Give every line of the material again, exactly as written.

• _Stored records_
------------------------------------------------------------

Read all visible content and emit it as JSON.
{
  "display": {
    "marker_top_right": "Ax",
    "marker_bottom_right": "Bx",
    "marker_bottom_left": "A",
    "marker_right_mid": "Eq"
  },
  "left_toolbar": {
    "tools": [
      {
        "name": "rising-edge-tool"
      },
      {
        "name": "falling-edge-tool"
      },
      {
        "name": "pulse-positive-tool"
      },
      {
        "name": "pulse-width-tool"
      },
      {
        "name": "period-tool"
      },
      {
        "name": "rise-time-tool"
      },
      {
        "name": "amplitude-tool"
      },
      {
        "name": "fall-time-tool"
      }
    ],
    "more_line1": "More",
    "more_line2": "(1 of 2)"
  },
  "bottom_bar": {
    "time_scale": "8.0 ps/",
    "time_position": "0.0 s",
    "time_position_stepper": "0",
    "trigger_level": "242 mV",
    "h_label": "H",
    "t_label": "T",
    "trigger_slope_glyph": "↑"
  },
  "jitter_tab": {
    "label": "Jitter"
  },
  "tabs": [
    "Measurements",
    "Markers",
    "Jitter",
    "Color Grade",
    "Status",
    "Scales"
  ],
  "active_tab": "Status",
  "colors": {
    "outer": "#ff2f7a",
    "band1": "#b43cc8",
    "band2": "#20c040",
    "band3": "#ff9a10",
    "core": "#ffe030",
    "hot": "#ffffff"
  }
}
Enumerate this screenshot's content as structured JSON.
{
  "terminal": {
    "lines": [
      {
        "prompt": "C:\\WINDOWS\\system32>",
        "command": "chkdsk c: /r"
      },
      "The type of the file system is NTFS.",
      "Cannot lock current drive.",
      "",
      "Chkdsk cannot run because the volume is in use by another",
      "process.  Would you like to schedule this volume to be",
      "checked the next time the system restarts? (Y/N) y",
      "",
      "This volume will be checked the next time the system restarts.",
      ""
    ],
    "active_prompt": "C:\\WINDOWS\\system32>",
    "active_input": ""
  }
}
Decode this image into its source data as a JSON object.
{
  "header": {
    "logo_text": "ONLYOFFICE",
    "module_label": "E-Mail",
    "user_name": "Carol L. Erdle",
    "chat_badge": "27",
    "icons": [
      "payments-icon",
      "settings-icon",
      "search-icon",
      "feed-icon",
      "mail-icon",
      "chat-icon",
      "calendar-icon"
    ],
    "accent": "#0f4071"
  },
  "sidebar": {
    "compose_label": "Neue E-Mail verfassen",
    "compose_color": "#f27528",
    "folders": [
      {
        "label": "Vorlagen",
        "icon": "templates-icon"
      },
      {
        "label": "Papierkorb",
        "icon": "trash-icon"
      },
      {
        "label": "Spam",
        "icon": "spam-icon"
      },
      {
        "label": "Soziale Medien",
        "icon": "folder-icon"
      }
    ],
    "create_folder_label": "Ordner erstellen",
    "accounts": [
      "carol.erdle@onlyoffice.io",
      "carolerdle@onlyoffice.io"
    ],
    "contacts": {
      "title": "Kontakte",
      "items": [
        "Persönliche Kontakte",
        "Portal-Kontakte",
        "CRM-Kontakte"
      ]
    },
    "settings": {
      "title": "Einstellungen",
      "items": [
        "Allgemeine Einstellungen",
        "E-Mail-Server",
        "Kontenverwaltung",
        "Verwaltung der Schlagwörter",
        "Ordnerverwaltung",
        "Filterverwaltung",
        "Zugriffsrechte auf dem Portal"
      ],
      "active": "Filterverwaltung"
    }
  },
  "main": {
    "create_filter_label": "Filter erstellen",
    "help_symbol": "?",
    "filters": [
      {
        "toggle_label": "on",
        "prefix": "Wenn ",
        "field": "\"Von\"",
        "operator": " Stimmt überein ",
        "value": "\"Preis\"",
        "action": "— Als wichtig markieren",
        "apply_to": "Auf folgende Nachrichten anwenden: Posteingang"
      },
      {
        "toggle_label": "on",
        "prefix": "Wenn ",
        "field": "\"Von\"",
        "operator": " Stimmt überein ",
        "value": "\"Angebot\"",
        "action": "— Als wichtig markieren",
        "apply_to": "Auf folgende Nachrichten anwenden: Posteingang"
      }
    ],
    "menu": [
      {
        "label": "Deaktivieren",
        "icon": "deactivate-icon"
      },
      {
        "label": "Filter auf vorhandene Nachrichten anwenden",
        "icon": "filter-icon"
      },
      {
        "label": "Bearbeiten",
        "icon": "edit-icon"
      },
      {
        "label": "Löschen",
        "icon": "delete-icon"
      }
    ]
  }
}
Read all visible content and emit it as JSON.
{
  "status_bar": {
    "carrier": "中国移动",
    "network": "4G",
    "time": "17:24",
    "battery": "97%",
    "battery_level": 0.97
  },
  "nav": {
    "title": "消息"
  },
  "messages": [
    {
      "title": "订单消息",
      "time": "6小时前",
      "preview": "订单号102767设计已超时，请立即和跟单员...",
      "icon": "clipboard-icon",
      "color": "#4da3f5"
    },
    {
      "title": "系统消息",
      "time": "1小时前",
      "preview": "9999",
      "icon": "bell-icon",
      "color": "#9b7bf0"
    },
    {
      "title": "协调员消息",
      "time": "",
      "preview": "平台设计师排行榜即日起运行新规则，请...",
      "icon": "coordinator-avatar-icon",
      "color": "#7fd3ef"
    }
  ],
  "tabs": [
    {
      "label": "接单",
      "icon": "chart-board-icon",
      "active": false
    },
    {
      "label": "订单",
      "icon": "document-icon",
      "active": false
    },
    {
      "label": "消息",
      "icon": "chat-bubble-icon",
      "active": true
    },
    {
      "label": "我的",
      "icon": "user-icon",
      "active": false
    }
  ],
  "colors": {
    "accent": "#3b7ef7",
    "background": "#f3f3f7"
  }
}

------------------------------------------------------------

• _Solution below_
Read all visible content and emit it as JSON.
{
  "display": {
    "marker_top_right": "Ax",
    "marker_bottom_right": "Bx",
    "marker_bottom_left": "A",
    "marker_right_mid": "Eq"
  },
  "left_toolbar": {
    "tools": [
      {
        "name": "rising-edge-tool"
      },
      {
        "name": "falling-edge-tool"
      },
      {
        "name": "pulse-positive-tool"
      },
      {
        "name": "pulse-width-tool"
      },
      {
        "name": "period-tool"
      },
      {
        "name": "rise-time-tool"
      },
      {
        "name": "amplitude-tool"
      },
      {
        "name": "fall-time-tool"
      }
    ],
    "more_line1": "More",
    "more_line2": "(1 of 2)"
  },
  "bottom_bar": {
    "time_scale": "8.0 ps/",
    "time_position": "0.0 s",
    "time_position_stepper": "0",
    "trigger_level": "242 mV",
    "h_label": "H",
    "t_label": "T",
    "trigger_slope_glyph": "↑"
  },
  "jitter_tab": {
    "label": "Jitter"
  },
  "tabs": [
    "Measurements",
    "Markers",
    "Jitter",
    "Color Grade",
    "Status",
    "Scales"
  ],
  "active_tab": "Status",
  "colors": {
    "outer": "#ff2f7a",
    "band1": "#b43cc8",
    "band2": "#20c040",
    "band3": "#ff9a10",
    "core": "#ffe030",
    "hot": "#ffffff"
  }
}
Enumerate this screenshot's content as structured JSON.
{
  "terminal": {
    "lines": [
      {
        "prompt": "C:\\WINDOWS\\system32>",
        "command": "chkdsk c: /r"
      },
      "The type of the file system is NTFS.",
      "Cannot lock current drive.",
      "",
      "Chkdsk cannot run because the volume is in use by another",
      "process.  Would you like to schedule this volume to be",
      "checked the next time the system restarts? (Y/N) y",
      "",
      "This volume will be checked the next time the system restarts.",
      ""
    ],
    "active_prompt": "C:\\WINDOWS\\system32>",
    "active_input": ""
  }
}
Decode this image into its source data as a JSON object.
{
  "header": {
    "logo_text": "ONLYOFFICE",
    "module_label": "E-Mail",
    "user_name": "Carol L. Erdle",
    "chat_badge": "27",
    "icons": [
      "payments-icon",
      "settings-icon",
      "search-icon",
      "feed-icon",
      "mail-icon",
      "chat-icon",
      "calendar-icon"
    ],
    "accent": "#0f4071"
  },
  "sidebar": {
    "compose_label": "Neue E-Mail verfassen",
    "compose_color": "#f27528",
    "folders": [
      {
        "label": "Vorlagen",
        "icon": "templates-icon"
      },
      {
        "label": "Papierkorb",
        "icon": "trash-icon"
      },
      {
        "label": "Spam",
        "icon": "spam-icon"
      },
      {
        "label": "Soziale Medien",
        "icon": "folder-icon"
      }
    ],
    "create_folder_label": "Ordner erstellen",
    "accounts": [
      "carol.erdle@onlyoffice.io",
      "carolerdle@onlyoffice.io"
    ],
    "contacts": {
      "title": "Kontakte",
      "items": [
        "Persönliche Kontakte",
        "Portal-Kontakte",
        "CRM-Kontakte"
      ]
    },
    "settings": {
      "title": "Einstellungen",
      "items": [
        "Allgemeine Einstellungen",
        "E-Mail-Server",
        "Kontenverwaltung",
        "Verwaltung der Schlagwörter",
        "Ordnerverwaltung",
        "Filterverwaltung",
        "Zugriffsrechte auf dem Portal"
      ],
      "active": "Filterverwaltung"
    }
  },
  "main": {
    "create_filter_label": "Filter erstellen",
    "help_symbol": "?",
    "filters": [
      {
        "toggle_label": "on",
        "prefix": "Wenn ",
        "field": "\"Von\"",
        "operator": " Stimmt überein ",
        "value": "\"Preis\"",
        "action": "— Als wichtig markieren",
        "apply_to": "Auf folgende Nachrichten anwenden: Posteingang"
      },
      {
        "toggle_label": "on",
        "prefix": "Wenn ",
        "field": "\"Von\"",
        "operator": " Stimmt überein ",
        "value": "\"Angebot\"",
        "action": "— Als wichtig markieren",
        "apply_to": "Auf folgende Nachrichten anwenden: Posteingang"
      }
    ],
    "menu": [
      {
        "label": "Deaktivieren",
        "icon": "deactivate-icon"
      },
      {
        "label": "Filter auf vorhandene Nachrichten anwenden",
        "icon": "filter-icon"
      },
      {
        "label": "Bearbeiten",
        "icon": "edit-icon"
      },
      {
        "label": "Löschen",
        "icon": "delete-icon"
      }
    ]
  }
}
Read all visible content and emit it as JSON.
{
  "status_bar": {
    "carrier": "中国移动",
    "network": "4G",
    "time": "17:24",
    "battery": "97%",
    "battery_level": 0.97
  },
  "nav": {
    "title": "消息"
  },
  "messages": [
    {
      "title": "订单消息",
      "time": "6小时前",
      "preview": "订单号102767设计已超时，请立即和跟单员...",
      "icon": "clipboard-icon",
      "color": "#4da3f5"
    },
    {
      "title": "系统消息",
      "time": "1小时前",
      "preview": "9999",
      "icon": "bell-icon",
      "color": "#9b7bf0"
    },
    {
      "title": "协调员消息",
      "time": "",
      "preview": "平台设计师排行榜即日起运行新规则，请...",
      "icon": "coordinator-avatar-icon",
      "color": "#7fd3ef"
    }
  ],
  "tabs": [
    {
      "label": "接单",
      "icon": "chart-board-icon",
      "active": false
    },
    {
      "label": "订单",
      "icon": "document-icon",
      "active": false
    },
    {
      "label": "消息",
      "icon": "chat-bubble-icon",
      "active": true
    },
    {
      "label": "我的",
      "icon": "user-icon",
      "active": false
    }
  ],
  "colors": {
    "accent": "#3b7ef7",
    "background": "#f3f3f7"
  }
}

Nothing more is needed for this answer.